Written request: Make a verbatim copy of the entries below; pictures stay out.

Items:
## Begin

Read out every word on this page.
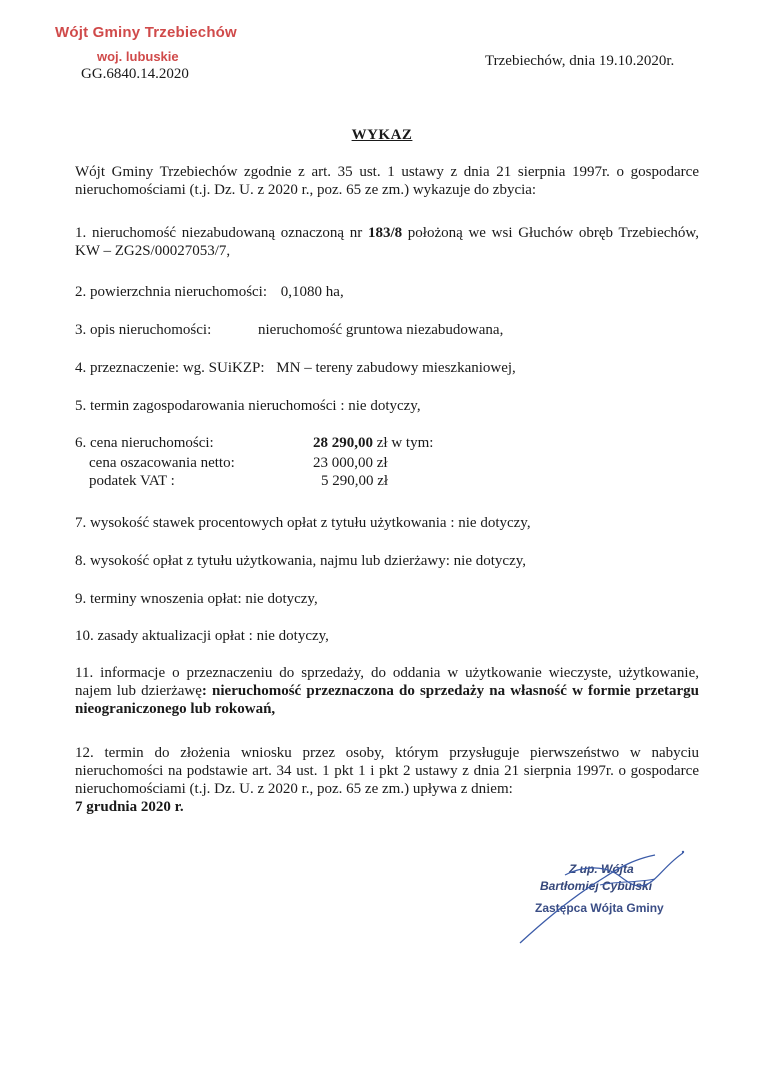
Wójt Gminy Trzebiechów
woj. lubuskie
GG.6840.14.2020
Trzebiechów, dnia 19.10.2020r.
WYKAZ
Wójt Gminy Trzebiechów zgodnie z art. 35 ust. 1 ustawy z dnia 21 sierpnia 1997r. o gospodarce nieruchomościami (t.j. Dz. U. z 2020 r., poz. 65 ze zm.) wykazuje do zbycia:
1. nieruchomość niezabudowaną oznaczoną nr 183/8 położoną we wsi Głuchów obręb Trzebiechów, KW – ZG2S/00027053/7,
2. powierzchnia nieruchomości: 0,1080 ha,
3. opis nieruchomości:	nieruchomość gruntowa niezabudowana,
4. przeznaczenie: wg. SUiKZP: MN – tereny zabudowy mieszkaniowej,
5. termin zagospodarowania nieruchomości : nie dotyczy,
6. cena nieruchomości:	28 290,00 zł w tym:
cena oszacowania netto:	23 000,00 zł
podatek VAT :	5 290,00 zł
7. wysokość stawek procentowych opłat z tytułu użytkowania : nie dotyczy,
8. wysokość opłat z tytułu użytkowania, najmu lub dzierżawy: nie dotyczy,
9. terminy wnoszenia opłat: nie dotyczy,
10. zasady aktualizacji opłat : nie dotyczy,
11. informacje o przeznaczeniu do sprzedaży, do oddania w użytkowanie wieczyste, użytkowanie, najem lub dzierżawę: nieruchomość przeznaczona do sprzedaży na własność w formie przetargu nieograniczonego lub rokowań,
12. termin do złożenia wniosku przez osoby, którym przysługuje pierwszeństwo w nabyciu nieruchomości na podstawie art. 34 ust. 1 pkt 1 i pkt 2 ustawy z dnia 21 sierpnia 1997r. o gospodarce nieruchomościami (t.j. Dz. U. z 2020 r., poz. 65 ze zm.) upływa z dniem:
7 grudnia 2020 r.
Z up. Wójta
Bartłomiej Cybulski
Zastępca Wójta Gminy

## End

Response for this exercise:
Read out every word on this page.
Wójt Gminy Trzebiechów
woj. lubuskie
GG.6840.14.2020
Trzebiechów, dnia 19.10.2020r.
WYKAZ
Wójt Gminy Trzebiechów zgodnie z art. 35 ust. 1 ustawy z dnia 21 sierpnia 1997r. o gospodarce nieruchomościami (t.j. Dz. U. z 2020 r., poz. 65 ze zm.) wykazuje do zbycia:
1. nieruchomość niezabudowaną oznaczoną nr 183/8 położoną we wsi Głuchów obręb Trzebiechów, KW – ZG2S/00027053/7,
2. powierzchnia nieruchomości: 0,1080 ha,
3. opis nieruchomości:	nieruchomość gruntowa niezabudowana,
4. przeznaczenie: wg. SUiKZP: MN – tereny zabudowy mieszkaniowej,
5. termin zagospodarowania nieruchomości : nie dotyczy,
6. cena nieruchomości:	28 290,00 zł w tym:
cena oszacowania netto:	23 000,00 zł
podatek VAT :	5 290,00 zł
7. wysokość stawek procentowych opłat z tytułu użytkowania : nie dotyczy,
8. wysokość opłat z tytułu użytkowania, najmu lub dzierżawy: nie dotyczy,
9. terminy wnoszenia opłat: nie dotyczy,
10. zasady aktualizacji opłat : nie dotyczy,
11. informacje o przeznaczeniu do sprzedaży, do oddania w użytkowanie wieczyste, użytkowanie, najem lub dzierżawę: nieruchomość przeznaczona do sprzedaży na własność w formie przetargu nieograniczonego lub rokowań,
12. termin do złożenia wniosku przez osoby, którym przysługuje pierwszeństwo w nabyciu nieruchomości na podstawie art. 34 ust. 1 pkt 1 i pkt 2 ustawy z dnia 21 sierpnia 1997r. o gospodarce nieruchomościami (t.j. Dz. U. z 2020 r., poz. 65 ze zm.) upływa z dniem:
7 grudnia 2020 r.
Z up. Wójta
Bartłomiej Cybulski
Zastępca Wójta Gminy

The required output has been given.